# Exercise requirements
In the records that follow, show each line where the word "Gramsci" is present.

# Input records
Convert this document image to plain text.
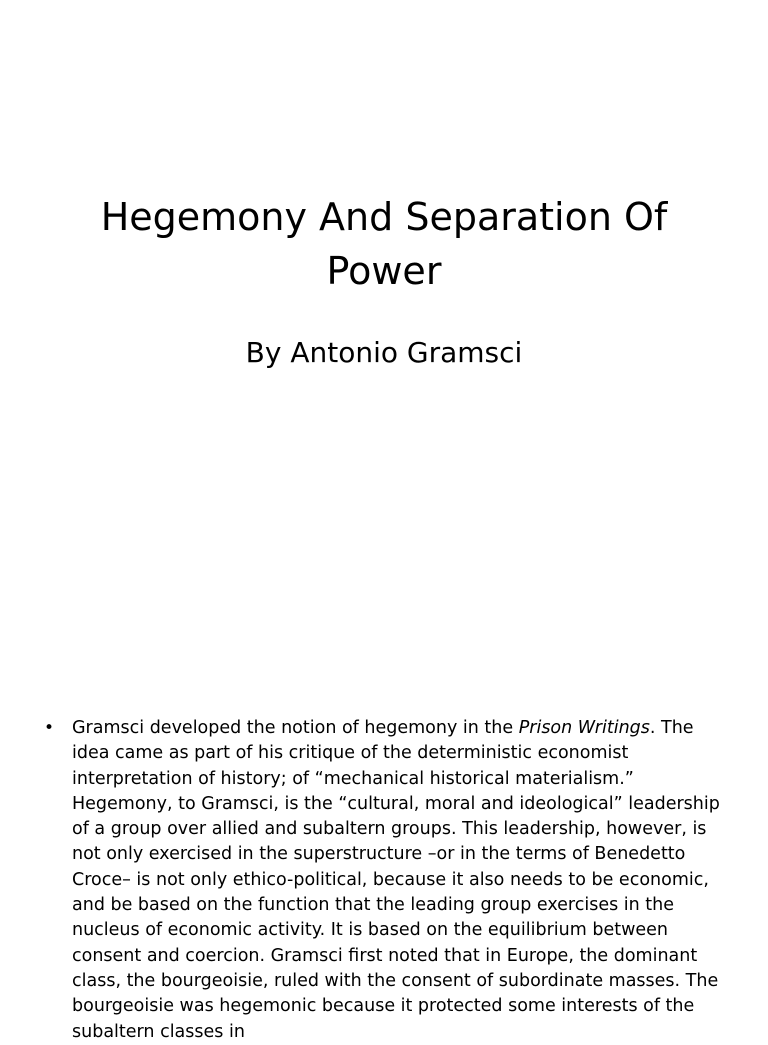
Hegemony And Separation Of
Power

By Antonio Gramsci

• Gramsci developed the notion of hegemony in the Prison Writings. The idea came as part of his critique of the deterministic economist interpretation of history; of “mechanical historical materialism.” Hegemony, to Gramsci, is the “cultural, moral and ideological” leadership of a group over allied and subaltern groups. This leadership, however, is not only exercised in the superstructure –or in the terms of Benedetto Croce– is not only ethico-political, because it also needs to be economic, and be based on the function that the leading group exercises in the nucleus of economic activity. It is based on the equilibrium between consent and coercion. Gramsci first noted that in Europe, the dominant class, the bourgeoisie, ruled with the consent of subordinate masses. The bourgeoisie was hegemonic because it protected some interests of the subaltern classes in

# In response
By Antonio Gramsci
• Gramsci developed the notion of hegemony in the Prison Writings. The idea came as part of his critique of the deterministic economist interpretation of history; of “mechanical historical materialism.” Hegemony, to Gramsci, is the “cultural, moral and ideological” leadership of a group over allied and subaltern groups. This leadership, however, is not only exercised in the superstructure –or in the terms of Benedetto Croce– is not only ethico-political, because it also needs to be economic, and be based on the function that the leading group exercises in the nucleus of economic activity. It is based on the equilibrium between consent and coercion. Gramsci first noted that in Europe, the dominant class, the bourgeoisie, ruled with the consent of subordinate masses. The bourgeoisie was hegemonic because it protected some interests of the subaltern classes in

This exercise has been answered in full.